**Work to be completed:**
Search the records below for the word "start". Pull out each line that has it.

**Data entries:**
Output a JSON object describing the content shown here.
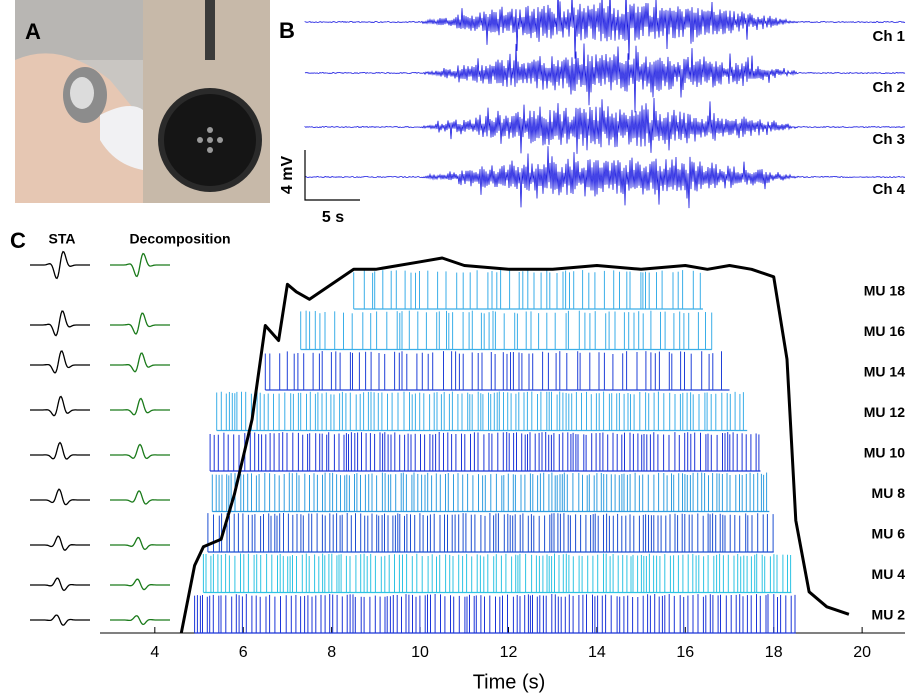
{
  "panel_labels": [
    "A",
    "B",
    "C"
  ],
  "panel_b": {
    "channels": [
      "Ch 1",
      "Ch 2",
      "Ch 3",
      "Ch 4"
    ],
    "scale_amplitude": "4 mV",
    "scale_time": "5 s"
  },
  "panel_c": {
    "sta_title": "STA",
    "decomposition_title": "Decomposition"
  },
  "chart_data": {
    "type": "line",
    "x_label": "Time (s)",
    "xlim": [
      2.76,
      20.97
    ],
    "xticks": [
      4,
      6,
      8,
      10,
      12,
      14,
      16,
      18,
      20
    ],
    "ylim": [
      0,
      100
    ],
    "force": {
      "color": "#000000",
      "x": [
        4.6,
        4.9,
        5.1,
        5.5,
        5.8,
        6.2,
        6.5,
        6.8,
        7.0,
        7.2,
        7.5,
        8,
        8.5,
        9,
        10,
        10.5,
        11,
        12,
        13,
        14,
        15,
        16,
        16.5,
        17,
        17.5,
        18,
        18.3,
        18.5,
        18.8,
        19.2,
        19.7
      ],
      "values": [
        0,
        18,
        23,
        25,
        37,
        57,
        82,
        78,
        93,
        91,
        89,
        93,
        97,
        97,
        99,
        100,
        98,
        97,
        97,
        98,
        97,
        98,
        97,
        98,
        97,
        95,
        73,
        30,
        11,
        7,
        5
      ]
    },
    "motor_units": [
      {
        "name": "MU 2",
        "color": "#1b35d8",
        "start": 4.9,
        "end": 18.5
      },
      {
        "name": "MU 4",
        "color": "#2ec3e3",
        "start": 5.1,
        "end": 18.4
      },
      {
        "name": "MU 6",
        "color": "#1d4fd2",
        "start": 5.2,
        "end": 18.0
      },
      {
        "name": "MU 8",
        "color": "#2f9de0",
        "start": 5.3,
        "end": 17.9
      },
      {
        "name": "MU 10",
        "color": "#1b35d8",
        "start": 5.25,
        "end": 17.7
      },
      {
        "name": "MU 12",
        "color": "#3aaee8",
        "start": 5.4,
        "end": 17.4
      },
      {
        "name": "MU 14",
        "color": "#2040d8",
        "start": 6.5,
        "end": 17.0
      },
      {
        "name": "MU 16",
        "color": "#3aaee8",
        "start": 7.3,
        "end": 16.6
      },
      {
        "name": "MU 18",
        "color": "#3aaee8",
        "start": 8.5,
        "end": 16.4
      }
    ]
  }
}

==

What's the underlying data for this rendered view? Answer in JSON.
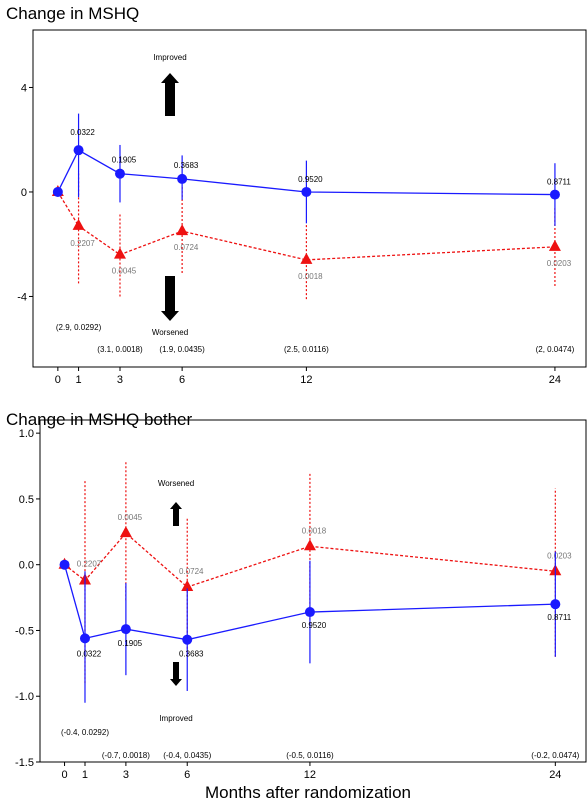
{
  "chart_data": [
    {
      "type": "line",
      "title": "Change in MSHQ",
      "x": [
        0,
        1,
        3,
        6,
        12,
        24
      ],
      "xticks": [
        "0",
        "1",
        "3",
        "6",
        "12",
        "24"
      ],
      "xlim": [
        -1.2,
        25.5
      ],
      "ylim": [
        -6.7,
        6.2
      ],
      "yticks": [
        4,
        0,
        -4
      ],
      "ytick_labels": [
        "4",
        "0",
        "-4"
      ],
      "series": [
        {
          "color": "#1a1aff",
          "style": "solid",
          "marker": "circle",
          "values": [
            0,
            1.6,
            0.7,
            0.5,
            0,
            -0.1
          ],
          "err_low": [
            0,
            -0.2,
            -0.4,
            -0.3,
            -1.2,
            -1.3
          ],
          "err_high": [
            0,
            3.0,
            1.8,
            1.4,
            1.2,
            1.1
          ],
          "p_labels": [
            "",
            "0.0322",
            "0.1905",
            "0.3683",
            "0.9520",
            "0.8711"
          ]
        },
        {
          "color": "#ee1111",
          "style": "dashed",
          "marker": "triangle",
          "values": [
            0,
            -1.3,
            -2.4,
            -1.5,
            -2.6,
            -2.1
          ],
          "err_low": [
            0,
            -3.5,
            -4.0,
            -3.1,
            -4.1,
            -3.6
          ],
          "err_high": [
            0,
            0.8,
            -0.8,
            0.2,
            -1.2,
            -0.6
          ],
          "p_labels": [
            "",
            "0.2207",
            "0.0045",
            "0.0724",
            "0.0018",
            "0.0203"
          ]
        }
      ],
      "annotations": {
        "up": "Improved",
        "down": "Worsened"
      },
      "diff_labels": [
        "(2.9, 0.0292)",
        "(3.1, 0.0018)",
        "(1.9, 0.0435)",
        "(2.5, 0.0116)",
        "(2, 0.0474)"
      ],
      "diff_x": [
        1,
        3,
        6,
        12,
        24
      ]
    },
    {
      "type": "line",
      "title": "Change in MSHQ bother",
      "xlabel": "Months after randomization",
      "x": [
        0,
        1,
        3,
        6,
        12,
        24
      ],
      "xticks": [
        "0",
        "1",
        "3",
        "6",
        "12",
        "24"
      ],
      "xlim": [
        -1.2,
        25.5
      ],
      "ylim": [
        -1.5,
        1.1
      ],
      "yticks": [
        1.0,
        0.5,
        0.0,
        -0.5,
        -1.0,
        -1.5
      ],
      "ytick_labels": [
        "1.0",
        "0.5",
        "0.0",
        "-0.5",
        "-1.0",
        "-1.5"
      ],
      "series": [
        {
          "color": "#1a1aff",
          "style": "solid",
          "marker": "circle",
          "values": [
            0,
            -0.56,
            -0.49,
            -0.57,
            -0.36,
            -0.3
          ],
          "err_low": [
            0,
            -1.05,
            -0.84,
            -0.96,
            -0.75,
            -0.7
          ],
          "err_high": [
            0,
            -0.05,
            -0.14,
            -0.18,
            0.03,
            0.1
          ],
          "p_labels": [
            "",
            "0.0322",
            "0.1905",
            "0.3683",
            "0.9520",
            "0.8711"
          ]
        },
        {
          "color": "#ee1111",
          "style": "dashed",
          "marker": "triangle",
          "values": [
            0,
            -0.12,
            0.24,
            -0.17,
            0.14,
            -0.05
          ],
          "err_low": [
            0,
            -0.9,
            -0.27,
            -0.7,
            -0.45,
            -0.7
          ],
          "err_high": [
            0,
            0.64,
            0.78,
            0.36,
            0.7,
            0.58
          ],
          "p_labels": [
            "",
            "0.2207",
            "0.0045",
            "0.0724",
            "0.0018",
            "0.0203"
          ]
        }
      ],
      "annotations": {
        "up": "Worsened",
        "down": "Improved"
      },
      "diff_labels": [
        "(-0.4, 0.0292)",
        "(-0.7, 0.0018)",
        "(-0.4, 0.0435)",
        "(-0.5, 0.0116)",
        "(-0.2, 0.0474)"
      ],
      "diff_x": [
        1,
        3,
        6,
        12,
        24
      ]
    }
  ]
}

**Response:**
        "start": 4.9,
        "start": 5.1,
        "start": 5.2,
        "start": 5.3,
        "start": 5.25,
        "start": 5.4,
        "start": 6.5,
        "start": 7.3,
        "start": 8.5,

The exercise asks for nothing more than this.